◆ **ENTRIES SUPPLIED**:
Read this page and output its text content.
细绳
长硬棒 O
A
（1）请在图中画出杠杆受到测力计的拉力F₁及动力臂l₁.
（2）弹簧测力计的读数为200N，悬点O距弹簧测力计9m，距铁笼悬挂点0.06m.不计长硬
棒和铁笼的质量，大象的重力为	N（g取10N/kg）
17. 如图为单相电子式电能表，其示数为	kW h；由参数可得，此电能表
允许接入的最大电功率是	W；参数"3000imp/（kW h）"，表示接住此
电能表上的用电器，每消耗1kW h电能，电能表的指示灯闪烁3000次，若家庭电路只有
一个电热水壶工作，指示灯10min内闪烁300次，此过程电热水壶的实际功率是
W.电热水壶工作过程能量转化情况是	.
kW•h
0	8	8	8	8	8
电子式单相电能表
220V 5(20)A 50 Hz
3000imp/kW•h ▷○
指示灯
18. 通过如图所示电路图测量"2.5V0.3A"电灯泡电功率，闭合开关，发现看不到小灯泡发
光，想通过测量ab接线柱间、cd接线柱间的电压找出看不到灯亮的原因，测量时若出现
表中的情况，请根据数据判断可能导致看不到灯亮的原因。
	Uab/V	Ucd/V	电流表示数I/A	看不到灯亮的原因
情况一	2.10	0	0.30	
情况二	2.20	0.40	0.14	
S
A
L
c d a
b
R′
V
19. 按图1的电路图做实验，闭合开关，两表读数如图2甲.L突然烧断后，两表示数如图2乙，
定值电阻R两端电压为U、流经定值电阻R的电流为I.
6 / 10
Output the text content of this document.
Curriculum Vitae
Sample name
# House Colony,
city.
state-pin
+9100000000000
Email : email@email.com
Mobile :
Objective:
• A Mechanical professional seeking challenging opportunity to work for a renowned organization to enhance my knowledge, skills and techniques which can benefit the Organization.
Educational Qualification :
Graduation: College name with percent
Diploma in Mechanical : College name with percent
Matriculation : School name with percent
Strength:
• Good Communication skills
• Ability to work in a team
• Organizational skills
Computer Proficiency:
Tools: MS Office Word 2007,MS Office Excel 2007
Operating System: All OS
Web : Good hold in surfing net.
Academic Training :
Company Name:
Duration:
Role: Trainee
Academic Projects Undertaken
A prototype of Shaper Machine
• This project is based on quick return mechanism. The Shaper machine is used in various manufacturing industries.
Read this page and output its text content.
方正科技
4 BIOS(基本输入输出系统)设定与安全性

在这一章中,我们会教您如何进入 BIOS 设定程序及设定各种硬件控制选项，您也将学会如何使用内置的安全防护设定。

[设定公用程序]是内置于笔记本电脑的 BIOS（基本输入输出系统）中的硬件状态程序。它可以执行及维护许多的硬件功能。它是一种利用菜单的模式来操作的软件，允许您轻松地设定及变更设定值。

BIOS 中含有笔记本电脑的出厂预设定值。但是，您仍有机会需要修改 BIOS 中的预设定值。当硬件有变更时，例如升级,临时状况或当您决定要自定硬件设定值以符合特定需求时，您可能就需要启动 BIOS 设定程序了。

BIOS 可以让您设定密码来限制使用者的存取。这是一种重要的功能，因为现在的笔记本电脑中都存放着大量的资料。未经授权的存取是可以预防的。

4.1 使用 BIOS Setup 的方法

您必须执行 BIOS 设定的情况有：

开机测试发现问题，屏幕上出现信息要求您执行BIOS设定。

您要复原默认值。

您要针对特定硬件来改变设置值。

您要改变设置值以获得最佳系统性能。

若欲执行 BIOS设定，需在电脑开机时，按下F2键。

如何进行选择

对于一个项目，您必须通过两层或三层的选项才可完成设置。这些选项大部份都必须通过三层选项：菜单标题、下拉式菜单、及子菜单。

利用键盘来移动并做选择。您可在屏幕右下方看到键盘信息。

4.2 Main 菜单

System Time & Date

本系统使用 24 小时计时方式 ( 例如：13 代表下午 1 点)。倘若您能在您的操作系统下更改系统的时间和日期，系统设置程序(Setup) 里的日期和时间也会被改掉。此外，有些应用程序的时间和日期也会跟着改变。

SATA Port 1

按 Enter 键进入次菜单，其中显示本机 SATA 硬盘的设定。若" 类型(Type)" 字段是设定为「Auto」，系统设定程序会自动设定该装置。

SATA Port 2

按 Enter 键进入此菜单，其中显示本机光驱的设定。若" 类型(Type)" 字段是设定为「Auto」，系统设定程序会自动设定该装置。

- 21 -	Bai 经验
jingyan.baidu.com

◆ **SET EXERCISE**:
Among the lines of the material above, how many include the string "Good"? Report only that number.

◆ **FINISHED TASK**:
2